**REQUIRED WORK**
Restate the whole listing exactly.

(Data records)
** Begin **

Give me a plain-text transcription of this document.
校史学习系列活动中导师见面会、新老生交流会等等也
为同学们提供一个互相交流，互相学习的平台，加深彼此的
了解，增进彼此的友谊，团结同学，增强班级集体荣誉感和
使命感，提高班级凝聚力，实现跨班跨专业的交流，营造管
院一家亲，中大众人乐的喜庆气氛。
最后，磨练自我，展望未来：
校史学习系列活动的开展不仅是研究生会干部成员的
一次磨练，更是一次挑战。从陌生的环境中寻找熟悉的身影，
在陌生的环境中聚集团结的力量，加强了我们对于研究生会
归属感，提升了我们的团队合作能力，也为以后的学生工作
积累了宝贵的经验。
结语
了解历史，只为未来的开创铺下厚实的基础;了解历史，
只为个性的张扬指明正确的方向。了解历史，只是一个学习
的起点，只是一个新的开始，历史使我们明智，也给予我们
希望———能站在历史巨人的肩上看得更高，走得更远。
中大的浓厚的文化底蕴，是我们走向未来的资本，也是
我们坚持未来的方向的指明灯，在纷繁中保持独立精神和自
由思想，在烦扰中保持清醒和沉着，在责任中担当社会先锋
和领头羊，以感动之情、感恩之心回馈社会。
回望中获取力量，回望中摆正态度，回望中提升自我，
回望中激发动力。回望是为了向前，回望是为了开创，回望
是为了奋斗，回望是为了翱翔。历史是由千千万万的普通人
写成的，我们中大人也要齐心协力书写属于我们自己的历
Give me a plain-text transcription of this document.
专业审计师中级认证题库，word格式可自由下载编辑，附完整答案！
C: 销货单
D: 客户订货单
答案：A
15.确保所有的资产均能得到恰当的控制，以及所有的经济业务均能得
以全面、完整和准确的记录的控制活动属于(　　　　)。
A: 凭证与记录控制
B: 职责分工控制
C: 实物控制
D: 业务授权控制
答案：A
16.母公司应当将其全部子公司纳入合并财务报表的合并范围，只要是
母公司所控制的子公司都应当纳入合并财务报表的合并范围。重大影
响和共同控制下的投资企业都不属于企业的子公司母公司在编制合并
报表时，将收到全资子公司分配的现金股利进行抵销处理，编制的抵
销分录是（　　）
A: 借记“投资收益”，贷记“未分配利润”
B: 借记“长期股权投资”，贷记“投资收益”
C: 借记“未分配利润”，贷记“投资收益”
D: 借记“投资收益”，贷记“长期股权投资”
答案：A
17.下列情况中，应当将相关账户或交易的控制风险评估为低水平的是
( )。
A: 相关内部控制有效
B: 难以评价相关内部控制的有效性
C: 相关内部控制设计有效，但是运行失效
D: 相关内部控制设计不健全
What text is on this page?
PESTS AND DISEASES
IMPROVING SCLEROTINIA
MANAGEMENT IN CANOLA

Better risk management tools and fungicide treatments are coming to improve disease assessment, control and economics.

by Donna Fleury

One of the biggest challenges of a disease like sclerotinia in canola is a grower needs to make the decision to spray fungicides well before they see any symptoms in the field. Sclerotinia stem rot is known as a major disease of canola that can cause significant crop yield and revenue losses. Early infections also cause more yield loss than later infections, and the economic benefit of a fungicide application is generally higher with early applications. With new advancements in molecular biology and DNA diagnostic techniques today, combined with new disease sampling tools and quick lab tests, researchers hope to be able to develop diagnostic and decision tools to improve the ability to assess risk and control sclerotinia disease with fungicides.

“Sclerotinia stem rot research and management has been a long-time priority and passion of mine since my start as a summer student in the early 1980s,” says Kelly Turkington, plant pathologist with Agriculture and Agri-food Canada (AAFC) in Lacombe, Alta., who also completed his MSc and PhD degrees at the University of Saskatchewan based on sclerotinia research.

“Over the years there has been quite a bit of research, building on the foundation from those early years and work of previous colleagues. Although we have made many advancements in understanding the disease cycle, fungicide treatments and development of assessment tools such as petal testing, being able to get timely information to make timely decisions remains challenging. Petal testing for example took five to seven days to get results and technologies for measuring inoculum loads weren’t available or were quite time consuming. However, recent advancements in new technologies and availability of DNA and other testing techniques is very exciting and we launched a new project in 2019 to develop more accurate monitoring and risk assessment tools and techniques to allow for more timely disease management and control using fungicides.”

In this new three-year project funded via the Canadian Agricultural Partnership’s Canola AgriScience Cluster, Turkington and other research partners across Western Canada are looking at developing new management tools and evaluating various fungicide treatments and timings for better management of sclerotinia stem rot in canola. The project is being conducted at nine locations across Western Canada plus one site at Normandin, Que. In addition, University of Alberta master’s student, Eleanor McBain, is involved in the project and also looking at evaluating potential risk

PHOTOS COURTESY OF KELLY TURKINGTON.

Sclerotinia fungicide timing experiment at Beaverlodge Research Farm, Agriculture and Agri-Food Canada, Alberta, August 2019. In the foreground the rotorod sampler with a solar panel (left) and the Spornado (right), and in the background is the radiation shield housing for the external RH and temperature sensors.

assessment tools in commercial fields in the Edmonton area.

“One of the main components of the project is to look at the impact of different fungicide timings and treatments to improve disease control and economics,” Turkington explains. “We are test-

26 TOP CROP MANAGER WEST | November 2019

** End **

**TASK RESULT**
Give me a plain-text transcription of this document.
校史学习系列活动中导师见面会、新老生交流会等等也
为同学们提供一个互相交流，互相学习的平台，加深彼此的
了解，增进彼此的友谊，团结同学，增强班级集体荣誉感和
使命感，提高班级凝聚力，实现跨班跨专业的交流，营造管
院一家亲，中大众人乐的喜庆气氛。
最后，磨练自我，展望未来：
校史学习系列活动的开展不仅是研究生会干部成员的
一次磨练，更是一次挑战。从陌生的环境中寻找熟悉的身影，
在陌生的环境中聚集团结的力量，加强了我们对于研究生会
归属感，提升了我们的团队合作能力，也为以后的学生工作
积累了宝贵的经验。
结语
了解历史，只为未来的开创铺下厚实的基础;了解历史，
只为个性的张扬指明正确的方向。了解历史，只是一个学习
的起点，只是一个新的开始，历史使我们明智，也给予我们
希望———能站在历史巨人的肩上看得更高，走得更远。
中大的浓厚的文化底蕴，是我们走向未来的资本，也是
我们坚持未来的方向的指明灯，在纷繁中保持独立精神和自
由思想，在烦扰中保持清醒和沉着，在责任中担当社会先锋
和领头羊，以感动之情、感恩之心回馈社会。
回望中获取力量，回望中摆正态度，回望中提升自我，
回望中激发动力。回望是为了向前，回望是为了开创，回望
是为了奋斗，回望是为了翱翔。历史是由千千万万的普通人
写成的，我们中大人也要齐心协力书写属于我们自己的历
Give me a plain-text transcription of this document.
专业审计师中级认证题库，word格式可自由下载编辑，附完整答案！
C: 销货单
D: 客户订货单
答案：A
15.确保所有的资产均能得到恰当的控制，以及所有的经济业务均能得
以全面、完整和准确的记录的控制活动属于(　　　　)。
A: 凭证与记录控制
B: 职责分工控制
C: 实物控制
D: 业务授权控制
答案：A
16.母公司应当将其全部子公司纳入合并财务报表的合并范围，只要是
母公司所控制的子公司都应当纳入合并财务报表的合并范围。重大影
响和共同控制下的投资企业都不属于企业的子公司母公司在编制合并
报表时，将收到全资子公司分配的现金股利进行抵销处理，编制的抵
销分录是（　　）
A: 借记“投资收益”，贷记“未分配利润”
B: 借记“长期股权投资”，贷记“投资收益”
C: 借记“未分配利润”，贷记“投资收益”
D: 借记“投资收益”，贷记“长期股权投资”
答案：A
17.下列情况中，应当将相关账户或交易的控制风险评估为低水平的是
( )。
A: 相关内部控制有效
B: 难以评价相关内部控制的有效性
C: 相关内部控制设计有效，但是运行失效
D: 相关内部控制设计不健全
What text is on this page?
PESTS AND DISEASES
IMPROVING SCLEROTINIA
MANAGEMENT IN CANOLA

Better risk management tools and fungicide treatments are coming to improve disease assessment, control and economics.

by Donna Fleury

One of the biggest challenges of a disease like sclerotinia in canola is a grower needs to make the decision to spray fungicides well before they see any symptoms in the field. Sclerotinia stem rot is known as a major disease of canola that can cause significant crop yield and revenue losses. Early infections also cause more yield loss than later infections, and the economic benefit of a fungicide application is generally higher with early applications. With new advancements in molecular biology and DNA diagnostic techniques today, combined with new disease sampling tools and quick lab tests, researchers hope to be able to develop diagnostic and decision tools to improve the ability to assess risk and control sclerotinia disease with fungicides.

“Sclerotinia stem rot research and management has been a long-time priority and passion of mine since my start as a summer student in the early 1980s,” says Kelly Turkington, plant pathologist with Agriculture and Agri-food Canada (AAFC) in Lacombe, Alta., who also completed his MSc and PhD degrees at the University of Saskatchewan based on sclerotinia research.

“Over the years there has been quite a bit of research, building on the foundation from those early years and work of previous colleagues. Although we have made many advancements in understanding the disease cycle, fungicide treatments and development of assessment tools such as petal testing, being able to get timely information to make timely decisions remains challenging. Petal testing for example took five to seven days to get results and technologies for measuring inoculum loads weren’t available or were quite time consuming. However, recent advancements in new technologies and availability of DNA and other testing techniques is very exciting and we launched a new project in 2019 to develop more accurate monitoring and risk assessment tools and techniques to allow for more timely disease management and control using fungicides.”

In this new three-year project funded via the Canadian Agricultural Partnership’s Canola AgriScience Cluster, Turkington and other research partners across Western Canada are looking at developing new management tools and evaluating various fungicide treatments and timings for better management of sclerotinia stem rot in canola. The project is being conducted at nine locations across Western Canada plus one site at Normandin, Que. In addition, University of Alberta master’s student, Eleanor McBain, is involved in the project and also looking at evaluating potential risk

PHOTOS COURTESY OF KELLY TURKINGTON.

Sclerotinia fungicide timing experiment at Beaverlodge Research Farm, Agriculture and Agri-Food Canada, Alberta, August 2019. In the foreground the rotorod sampler with a solar panel (left) and the Spornado (right), and in the background is the radiation shield housing for the external RH and temperature sensors.

assessment tools in commercial fields in the Edmonton area.

“One of the main components of the project is to look at the impact of different fungicide timings and treatments to improve disease control and economics,” Turkington explains. “We are test-

26 TOP CROP MANAGER WEST | November 2019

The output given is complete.